#### [Your instructions]
Read the records below and copy each line that contains "AEROSOLS".

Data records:

########

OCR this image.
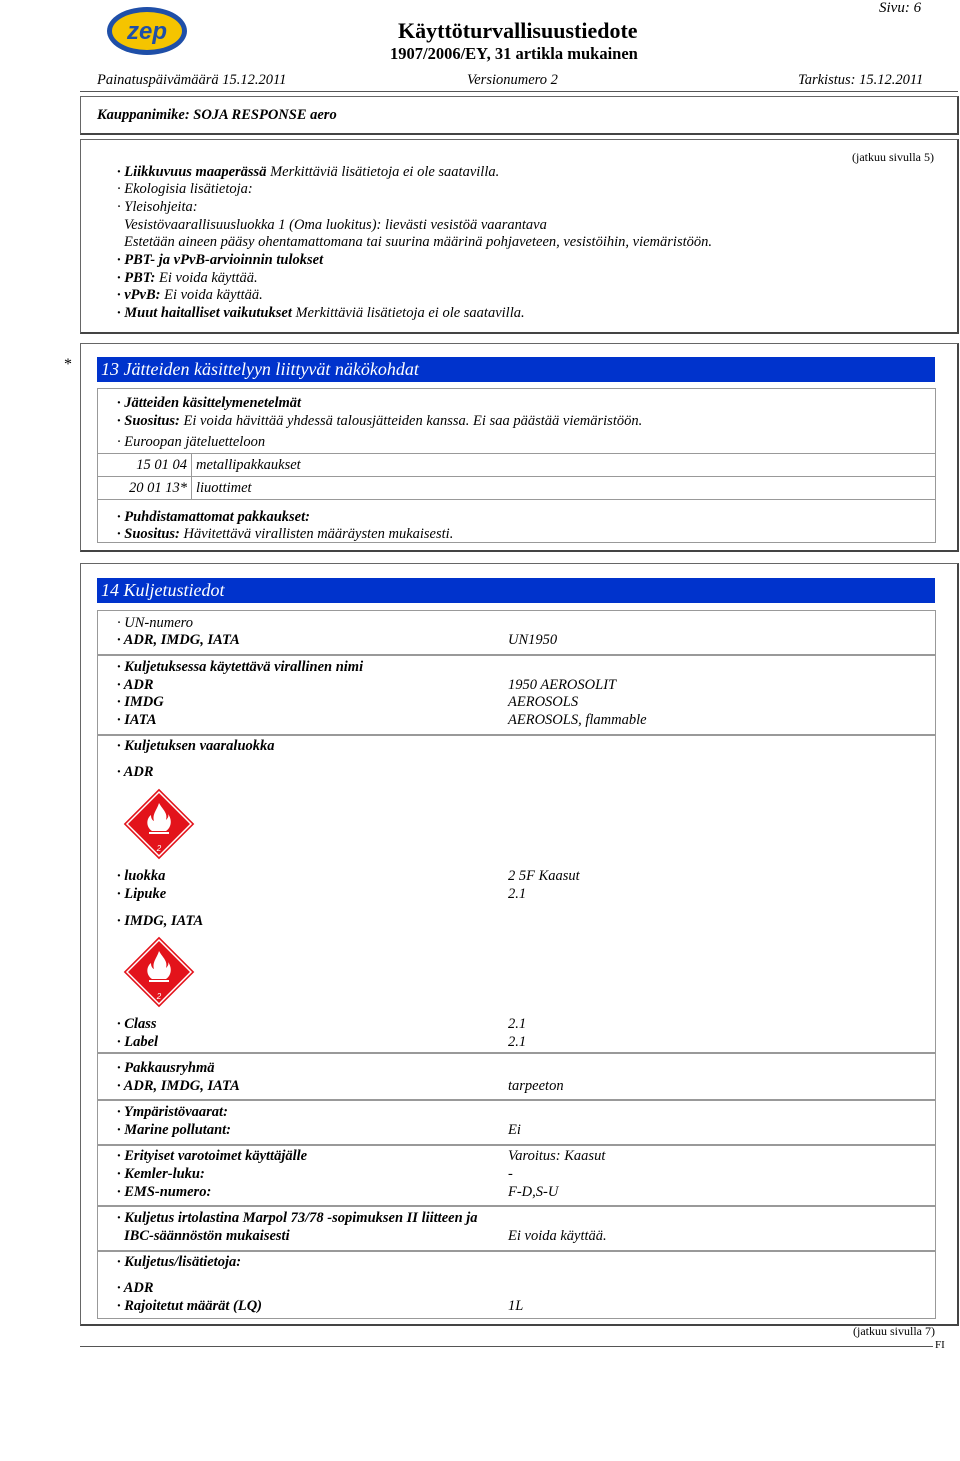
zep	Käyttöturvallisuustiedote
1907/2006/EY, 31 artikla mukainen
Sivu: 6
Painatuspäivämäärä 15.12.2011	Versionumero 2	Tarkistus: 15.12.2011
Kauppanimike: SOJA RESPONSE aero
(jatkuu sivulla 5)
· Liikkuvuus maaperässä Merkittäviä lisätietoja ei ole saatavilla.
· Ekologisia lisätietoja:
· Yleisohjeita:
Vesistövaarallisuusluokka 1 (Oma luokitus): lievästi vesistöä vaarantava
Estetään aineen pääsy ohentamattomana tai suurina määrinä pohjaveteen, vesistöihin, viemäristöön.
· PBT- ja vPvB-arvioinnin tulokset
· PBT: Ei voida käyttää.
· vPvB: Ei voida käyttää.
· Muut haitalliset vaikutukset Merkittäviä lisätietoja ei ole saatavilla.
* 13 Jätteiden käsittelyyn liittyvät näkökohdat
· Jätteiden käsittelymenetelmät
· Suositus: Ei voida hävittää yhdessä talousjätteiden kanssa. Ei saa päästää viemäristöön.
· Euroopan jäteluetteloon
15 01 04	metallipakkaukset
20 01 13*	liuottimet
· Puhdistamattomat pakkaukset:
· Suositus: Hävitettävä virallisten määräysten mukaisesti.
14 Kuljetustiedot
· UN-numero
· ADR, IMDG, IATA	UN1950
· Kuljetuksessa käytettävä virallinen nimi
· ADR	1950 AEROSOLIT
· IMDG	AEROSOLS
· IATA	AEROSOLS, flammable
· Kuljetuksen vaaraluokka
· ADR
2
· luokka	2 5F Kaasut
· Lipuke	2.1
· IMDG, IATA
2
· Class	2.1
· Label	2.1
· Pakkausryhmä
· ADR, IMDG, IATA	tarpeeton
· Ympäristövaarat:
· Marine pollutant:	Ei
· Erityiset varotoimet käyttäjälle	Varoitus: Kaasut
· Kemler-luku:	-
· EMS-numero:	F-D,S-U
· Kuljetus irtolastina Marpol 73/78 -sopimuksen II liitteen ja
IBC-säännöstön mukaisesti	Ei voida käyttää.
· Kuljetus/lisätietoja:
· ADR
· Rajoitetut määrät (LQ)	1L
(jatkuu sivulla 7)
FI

########

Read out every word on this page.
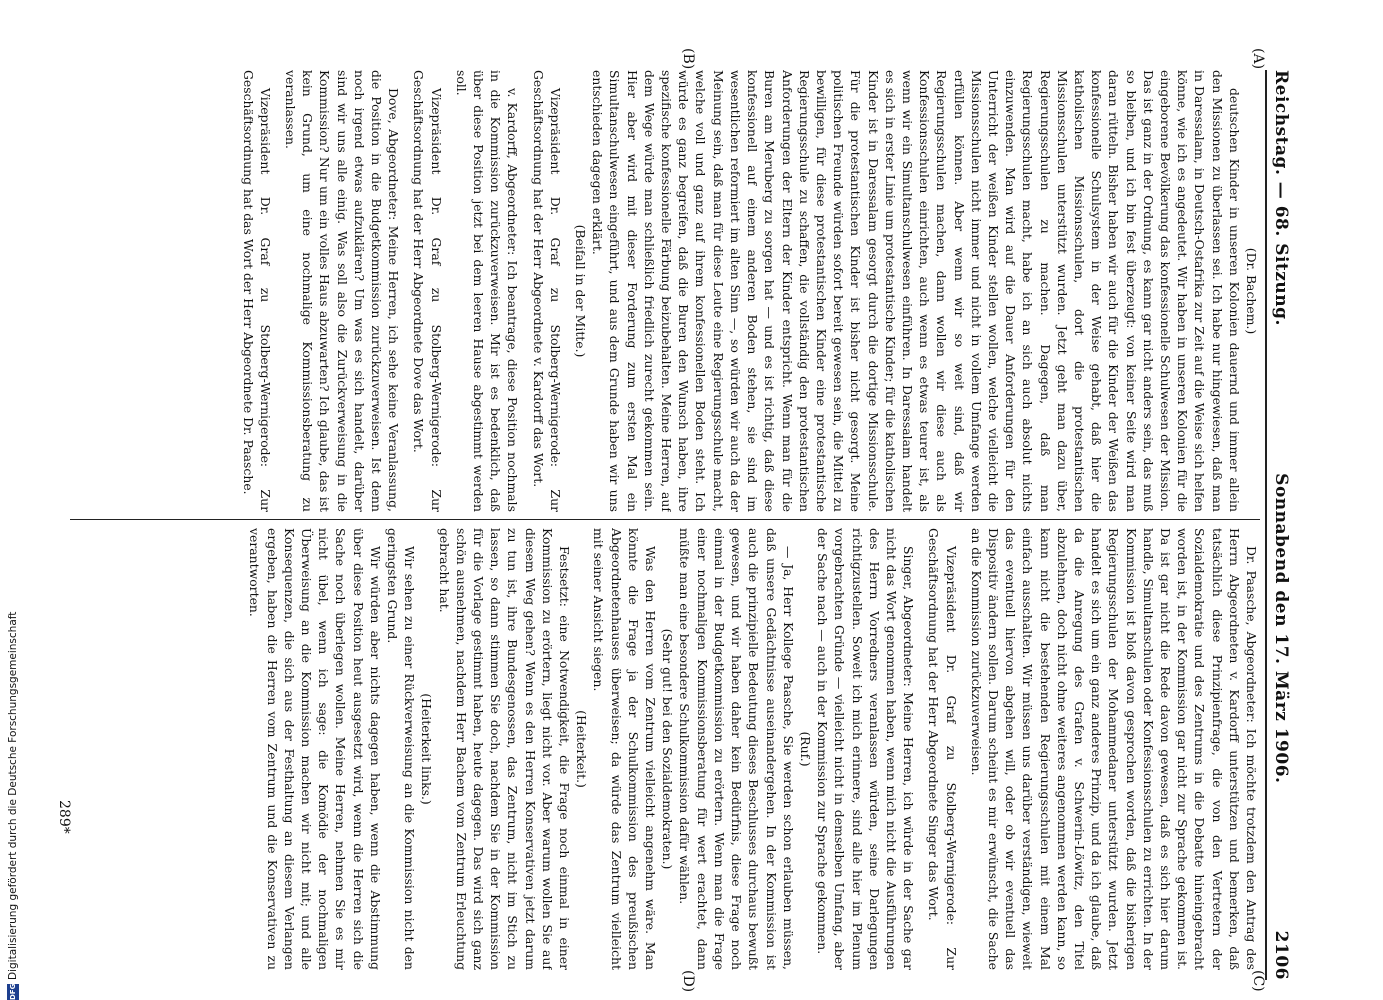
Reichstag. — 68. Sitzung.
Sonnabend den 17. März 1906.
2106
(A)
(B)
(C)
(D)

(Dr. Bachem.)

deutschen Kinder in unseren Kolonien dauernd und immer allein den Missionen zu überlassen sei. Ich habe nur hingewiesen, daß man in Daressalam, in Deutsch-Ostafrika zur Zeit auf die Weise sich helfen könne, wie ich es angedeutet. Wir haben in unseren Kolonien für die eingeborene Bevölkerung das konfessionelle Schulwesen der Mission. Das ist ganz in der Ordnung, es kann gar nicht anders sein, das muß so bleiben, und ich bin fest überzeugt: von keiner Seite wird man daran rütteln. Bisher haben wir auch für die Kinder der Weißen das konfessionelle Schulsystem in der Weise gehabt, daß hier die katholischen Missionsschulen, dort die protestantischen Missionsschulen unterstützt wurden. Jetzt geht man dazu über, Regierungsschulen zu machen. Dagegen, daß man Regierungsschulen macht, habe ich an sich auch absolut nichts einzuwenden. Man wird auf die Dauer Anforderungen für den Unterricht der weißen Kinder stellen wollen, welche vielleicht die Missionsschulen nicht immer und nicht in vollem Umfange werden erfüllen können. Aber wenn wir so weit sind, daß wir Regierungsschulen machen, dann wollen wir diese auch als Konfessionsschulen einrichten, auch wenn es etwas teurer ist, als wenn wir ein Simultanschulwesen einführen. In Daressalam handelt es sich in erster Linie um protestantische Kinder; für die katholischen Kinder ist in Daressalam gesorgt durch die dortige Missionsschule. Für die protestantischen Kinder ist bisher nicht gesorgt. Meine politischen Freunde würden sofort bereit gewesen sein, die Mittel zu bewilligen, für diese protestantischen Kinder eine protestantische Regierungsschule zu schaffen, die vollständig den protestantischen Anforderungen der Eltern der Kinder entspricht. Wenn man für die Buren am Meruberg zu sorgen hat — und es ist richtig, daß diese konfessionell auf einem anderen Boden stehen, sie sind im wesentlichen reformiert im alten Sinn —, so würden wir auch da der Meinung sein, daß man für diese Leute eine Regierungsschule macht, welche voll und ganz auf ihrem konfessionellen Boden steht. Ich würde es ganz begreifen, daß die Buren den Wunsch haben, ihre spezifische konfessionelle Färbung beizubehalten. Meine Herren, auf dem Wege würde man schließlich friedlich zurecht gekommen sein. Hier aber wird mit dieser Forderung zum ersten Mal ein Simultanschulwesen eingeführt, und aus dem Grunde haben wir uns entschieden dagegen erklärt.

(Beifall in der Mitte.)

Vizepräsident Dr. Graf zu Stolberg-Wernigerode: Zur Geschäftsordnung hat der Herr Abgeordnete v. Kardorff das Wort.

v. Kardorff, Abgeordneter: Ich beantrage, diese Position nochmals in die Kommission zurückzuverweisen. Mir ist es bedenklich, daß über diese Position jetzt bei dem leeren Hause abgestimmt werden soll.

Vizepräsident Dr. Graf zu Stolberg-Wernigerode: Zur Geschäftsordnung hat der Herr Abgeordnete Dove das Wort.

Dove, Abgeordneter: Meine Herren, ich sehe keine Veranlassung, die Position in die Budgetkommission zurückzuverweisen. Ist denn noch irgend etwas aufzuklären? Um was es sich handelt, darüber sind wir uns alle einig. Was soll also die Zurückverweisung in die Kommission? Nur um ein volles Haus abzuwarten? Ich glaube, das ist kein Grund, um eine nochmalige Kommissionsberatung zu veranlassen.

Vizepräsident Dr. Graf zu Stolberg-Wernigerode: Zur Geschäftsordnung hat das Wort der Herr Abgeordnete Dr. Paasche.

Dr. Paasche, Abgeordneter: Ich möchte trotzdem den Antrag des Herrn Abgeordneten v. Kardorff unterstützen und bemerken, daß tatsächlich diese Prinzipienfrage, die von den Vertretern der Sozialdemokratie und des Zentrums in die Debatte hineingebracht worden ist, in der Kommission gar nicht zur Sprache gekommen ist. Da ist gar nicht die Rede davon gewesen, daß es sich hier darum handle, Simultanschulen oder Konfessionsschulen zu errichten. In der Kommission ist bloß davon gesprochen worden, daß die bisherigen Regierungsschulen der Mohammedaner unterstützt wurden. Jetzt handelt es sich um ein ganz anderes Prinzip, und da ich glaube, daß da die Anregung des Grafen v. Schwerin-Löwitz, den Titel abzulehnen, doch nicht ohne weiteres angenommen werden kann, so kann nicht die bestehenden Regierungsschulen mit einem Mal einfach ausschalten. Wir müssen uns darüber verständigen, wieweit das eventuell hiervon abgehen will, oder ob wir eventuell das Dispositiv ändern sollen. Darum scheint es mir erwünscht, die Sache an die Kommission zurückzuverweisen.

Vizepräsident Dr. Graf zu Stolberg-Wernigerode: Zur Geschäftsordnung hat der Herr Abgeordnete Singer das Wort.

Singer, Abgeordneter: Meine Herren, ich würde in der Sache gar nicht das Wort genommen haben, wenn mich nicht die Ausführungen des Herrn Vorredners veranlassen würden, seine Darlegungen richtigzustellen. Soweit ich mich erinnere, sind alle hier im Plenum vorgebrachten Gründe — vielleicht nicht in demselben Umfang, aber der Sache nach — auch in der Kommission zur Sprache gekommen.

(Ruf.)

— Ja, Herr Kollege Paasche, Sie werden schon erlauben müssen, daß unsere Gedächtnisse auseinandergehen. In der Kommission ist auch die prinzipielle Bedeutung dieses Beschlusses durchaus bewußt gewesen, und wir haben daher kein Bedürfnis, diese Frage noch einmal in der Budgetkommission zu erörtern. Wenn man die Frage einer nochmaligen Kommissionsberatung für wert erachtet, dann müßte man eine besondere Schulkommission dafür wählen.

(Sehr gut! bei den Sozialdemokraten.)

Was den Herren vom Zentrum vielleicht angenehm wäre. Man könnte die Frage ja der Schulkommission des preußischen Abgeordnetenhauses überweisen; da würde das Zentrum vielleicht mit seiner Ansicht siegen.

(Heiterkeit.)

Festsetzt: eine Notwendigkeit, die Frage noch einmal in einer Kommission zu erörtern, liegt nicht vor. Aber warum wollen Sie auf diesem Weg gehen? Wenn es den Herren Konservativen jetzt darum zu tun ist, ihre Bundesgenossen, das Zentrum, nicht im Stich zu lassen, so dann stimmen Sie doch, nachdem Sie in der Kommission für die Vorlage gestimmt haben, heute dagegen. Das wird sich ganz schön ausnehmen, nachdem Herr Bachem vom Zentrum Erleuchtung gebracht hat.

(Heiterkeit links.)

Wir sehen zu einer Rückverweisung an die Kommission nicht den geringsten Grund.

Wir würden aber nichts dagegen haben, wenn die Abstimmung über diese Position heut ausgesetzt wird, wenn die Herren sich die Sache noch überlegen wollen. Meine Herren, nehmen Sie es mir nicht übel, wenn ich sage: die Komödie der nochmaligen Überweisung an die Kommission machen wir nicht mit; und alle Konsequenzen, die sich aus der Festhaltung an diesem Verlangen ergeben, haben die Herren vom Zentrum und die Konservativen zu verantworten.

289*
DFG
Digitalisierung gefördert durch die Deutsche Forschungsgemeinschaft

########

#### [Task output]
· IMDG	AEROSOLS
· IATA	AEROSOLS, flammable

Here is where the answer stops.